***** Source data

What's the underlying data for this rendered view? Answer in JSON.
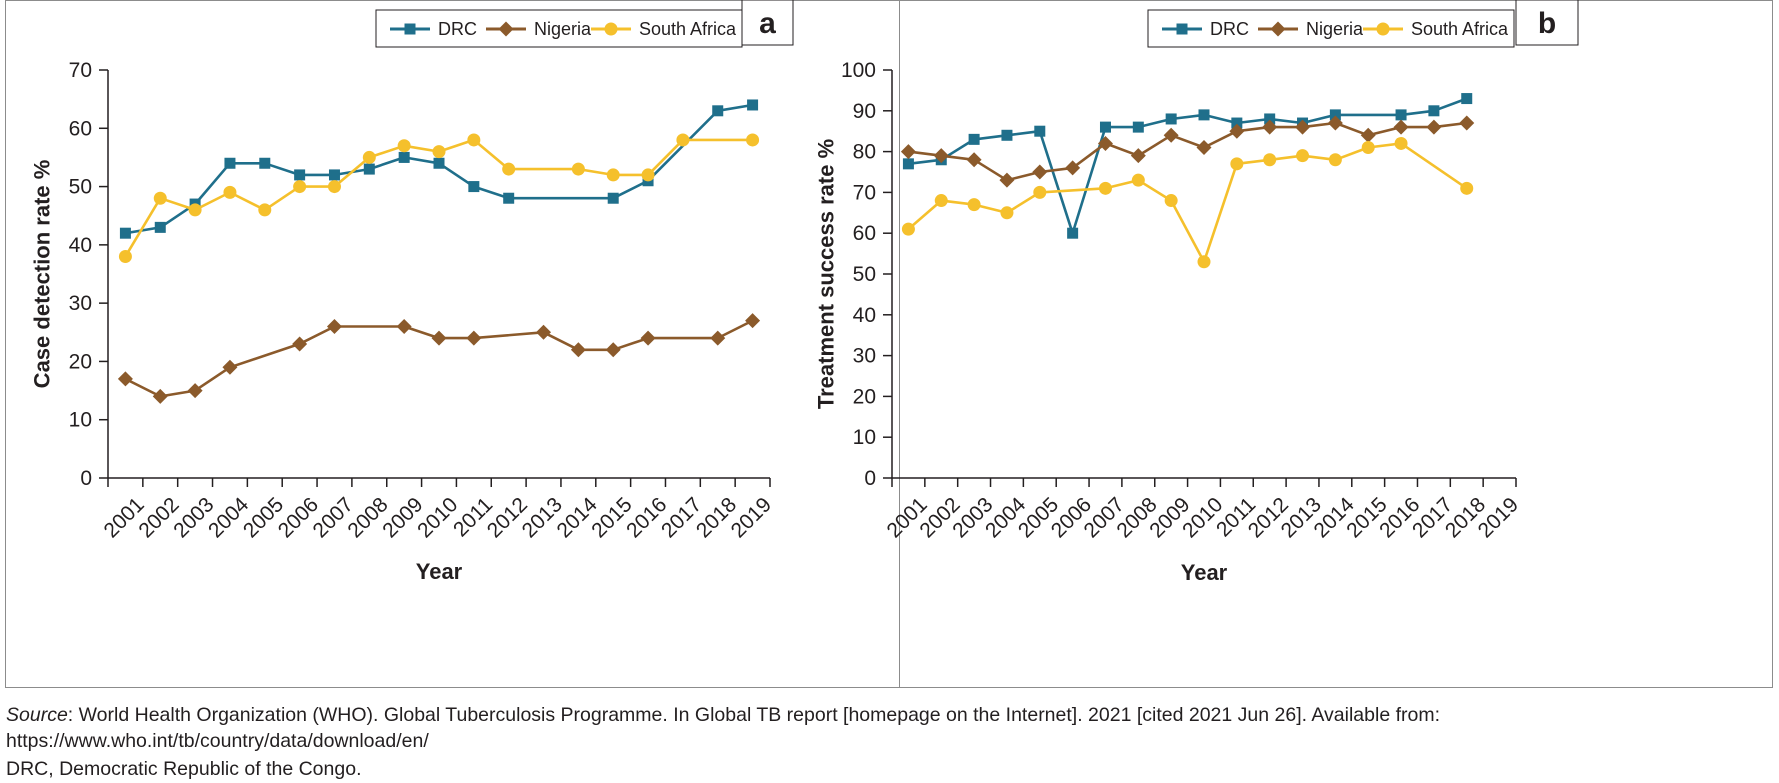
{
  "colors": {
    "DRC": "#1f6f8b",
    "Nigeria": "#8b5a2b",
    "South Africa": "#f5c02c"
  },
  "markers": {
    "DRC": "square",
    "Nigeria": "diamond",
    "South Africa": "circle"
  },
  "chart_data": [
    {
      "type": "line",
      "panel_label": "a",
      "xlabel": "Year",
      "ylabel": "Case detection rate %",
      "ylim": [
        0,
        70
      ],
      "yticks": [
        0,
        10,
        20,
        30,
        40,
        50,
        60,
        70
      ],
      "categories": [
        "2001",
        "2002",
        "2003",
        "2004",
        "2005",
        "2006",
        "2007",
        "2008",
        "2009",
        "2010",
        "2011",
        "2012",
        "2013",
        "2014",
        "2015",
        "2016",
        "2017",
        "2018",
        "2019"
      ],
      "legend_position": "top-right",
      "grid": false,
      "series": [
        {
          "name": "DRC",
          "values": [
            42,
            43,
            47,
            54,
            54,
            52,
            52,
            53,
            55,
            54,
            50,
            48,
            null,
            null,
            48,
            51,
            null,
            63,
            64
          ]
        },
        {
          "name": "Nigeria",
          "values": [
            17,
            14,
            15,
            19,
            null,
            23,
            26,
            null,
            26,
            24,
            24,
            null,
            25,
            22,
            22,
            24,
            null,
            24,
            27
          ]
        },
        {
          "name": "South Africa",
          "values": [
            38,
            48,
            46,
            49,
            46,
            50,
            50,
            55,
            57,
            56,
            58,
            53,
            null,
            53,
            52,
            52,
            58,
            null,
            58
          ]
        }
      ]
    },
    {
      "type": "line",
      "panel_label": "b",
      "xlabel": "Year",
      "ylabel": "Treatment success rate %",
      "ylim": [
        0,
        100
      ],
      "yticks": [
        0,
        10,
        20,
        30,
        40,
        50,
        60,
        70,
        80,
        90,
        100
      ],
      "categories": [
        "2001",
        "2002",
        "2003",
        "2004",
        "2005",
        "2006",
        "2007",
        "2008",
        "2009",
        "2010",
        "2011",
        "2012",
        "2013",
        "2014",
        "2015",
        "2016",
        "2017",
        "2018",
        "2019"
      ],
      "legend_position": "top-right",
      "grid": false,
      "series": [
        {
          "name": "DRC",
          "values": [
            77,
            78,
            83,
            84,
            85,
            60,
            86,
            86,
            88,
            89,
            87,
            88,
            87,
            89,
            null,
            89,
            90,
            93,
            null
          ]
        },
        {
          "name": "Nigeria",
          "values": [
            80,
            79,
            78,
            73,
            75,
            76,
            82,
            79,
            84,
            81,
            85,
            86,
            86,
            87,
            84,
            86,
            86,
            87,
            null
          ]
        },
        {
          "name": "South Africa",
          "values": [
            61,
            68,
            67,
            65,
            70,
            null,
            71,
            73,
            68,
            53,
            77,
            78,
            79,
            78,
            81,
            82,
            null,
            71,
            null
          ]
        }
      ]
    }
  ],
  "notes": {
    "source_label": "Source",
    "source_text": ": World Health Organization (WHO). Global Tuberculosis Programme. In Global TB report [homepage on the Internet]. 2021 [cited 2021 Jun 26]. Available from: https://www.who.int/tb/country/data/download/en/",
    "abbreviation": "DRC, Democratic Republic of the Congo."
  }
}
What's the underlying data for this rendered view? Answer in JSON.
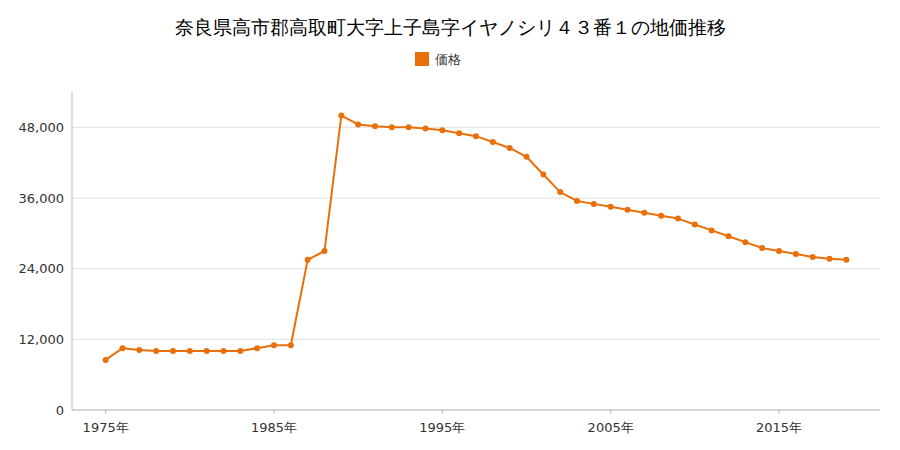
{
  "chart_data": {
    "type": "line",
    "title": "奈良県高市郡高取町大字上子島字イヤノシリ４３番１の地価推移",
    "x": [
      1975,
      1976,
      1977,
      1978,
      1979,
      1980,
      1981,
      1982,
      1983,
      1984,
      1985,
      1986,
      1987,
      1988,
      1989,
      1990,
      1991,
      1992,
      1993,
      1994,
      1995,
      1996,
      1997,
      1998,
      1999,
      2000,
      2001,
      2002,
      2003,
      2004,
      2005,
      2006,
      2007,
      2008,
      2009,
      2010,
      2011,
      2012,
      2013,
      2014,
      2015,
      2016,
      2017,
      2018,
      2019
    ],
    "series": [
      {
        "name": "価格",
        "color": "#E8700A",
        "marker": "circle",
        "values": [
          8500,
          10500,
          10200,
          10000,
          10000,
          10000,
          10000,
          10000,
          10000,
          10500,
          11000,
          11000,
          25500,
          27000,
          50000,
          48500,
          48200,
          48000,
          48000,
          47800,
          47500,
          47000,
          46500,
          45500,
          44500,
          43000,
          40000,
          37000,
          35500,
          35000,
          34500,
          34000,
          33500,
          33000,
          32500,
          31500,
          30500,
          29500,
          28500,
          27500,
          27000,
          26500,
          26000,
          25700,
          25500
        ]
      }
    ],
    "xlim": [
      1973,
      2021
    ],
    "xticks": [
      {
        "value": 1975,
        "label": "1975年"
      },
      {
        "value": 1985,
        "label": "1985年"
      },
      {
        "value": 1995,
        "label": "1995年"
      },
      {
        "value": 2005,
        "label": "2005年"
      },
      {
        "value": 2015,
        "label": "2015年"
      }
    ],
    "ylim": [
      0,
      54000
    ],
    "yticks": [
      0,
      {
        "value": 12000,
        "label": "12,000"
      },
      {
        "value": 24000,
        "label": "24,000"
      },
      {
        "value": 36000,
        "label": "36,000"
      },
      {
        "value": 48000,
        "label": "48,000"
      }
    ],
    "grid": true,
    "legend": "top"
  }
}
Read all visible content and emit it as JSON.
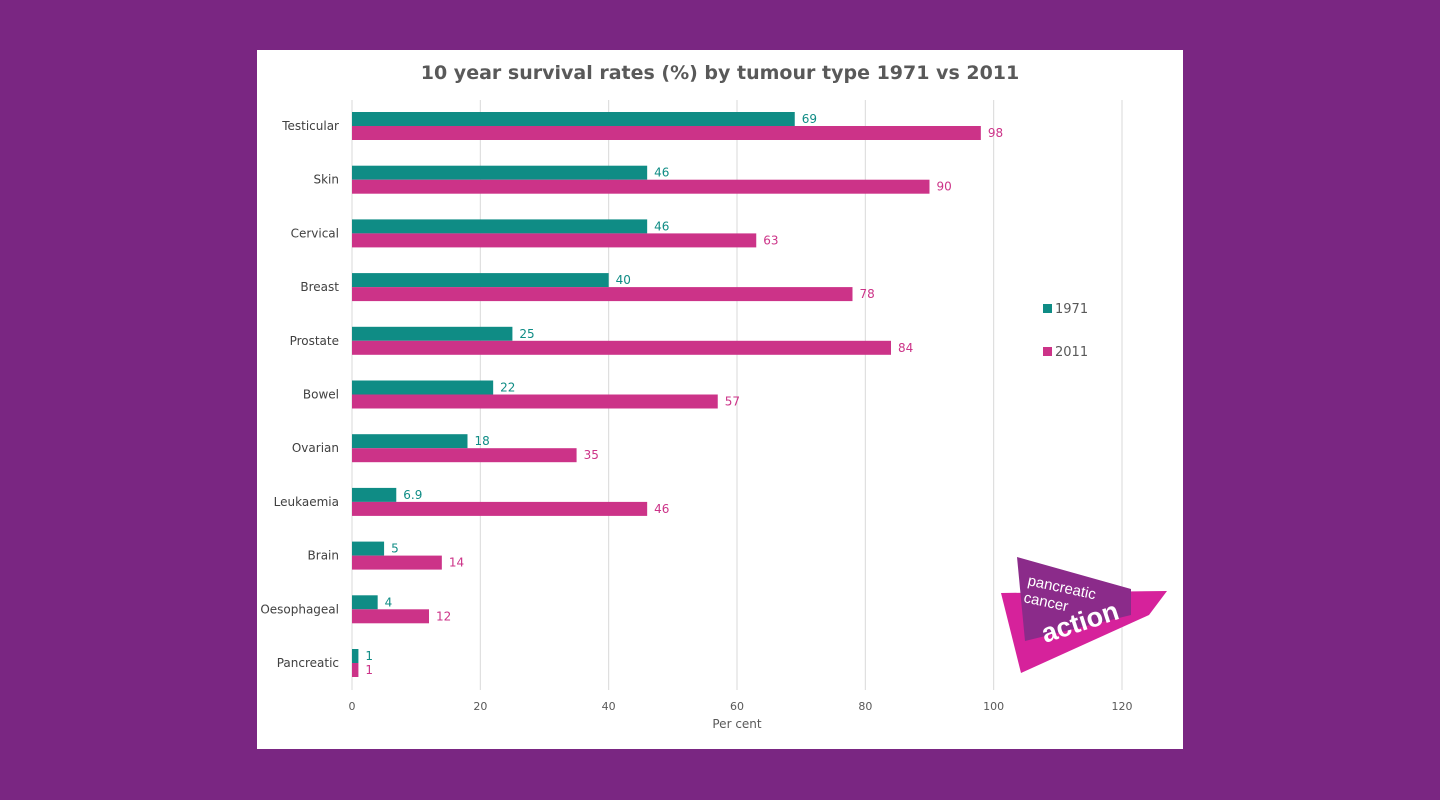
{
  "chart_data": {
    "type": "bar",
    "orientation": "horizontal",
    "title": "10 year survival rates (%) by tumour type 1971 vs 2011",
    "xlabel": "Per cent",
    "ylabel": "",
    "xlim": [
      0,
      120
    ],
    "x_ticks": [
      0,
      20,
      40,
      60,
      80,
      100,
      120
    ],
    "grid": "vertical",
    "legend_position": "right",
    "categories": [
      "Testicular",
      "Skin",
      "Cervical",
      "Breast",
      "Prostate",
      "Bowel",
      "Ovarian",
      "Leukaemia",
      "Brain",
      "Oesophageal",
      "Pancreatic"
    ],
    "series": [
      {
        "name": "1971",
        "color": "#0f8c85",
        "values": [
          69,
          46,
          46,
          40,
          25,
          22,
          18,
          6.9,
          5,
          4,
          1
        ],
        "labels": [
          "69",
          "46",
          "46",
          "40",
          "25",
          "22",
          "18",
          "6.9",
          "5",
          "4",
          "1"
        ]
      },
      {
        "name": "2011",
        "color": "#cc3388",
        "values": [
          98,
          90,
          63,
          78,
          84,
          57,
          35,
          46,
          14,
          12,
          1
        ],
        "labels": [
          "98",
          "90",
          "63",
          "78",
          "84",
          "57",
          "35",
          "46",
          "14",
          "12",
          "1"
        ]
      }
    ]
  },
  "logo": {
    "words": [
      "pancreatic",
      "cancer",
      "action"
    ],
    "colors": {
      "magenta": "#d6229b",
      "purple": "#8b2b8a"
    }
  }
}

**********

### What you should do
Go through the records above, find every line with the word "South", and list those lines.

### Exercise answer
    "South Africa": "#f5c02c"
    "South Africa": "circle"
          "name": "South Africa",
          "name": "South Africa",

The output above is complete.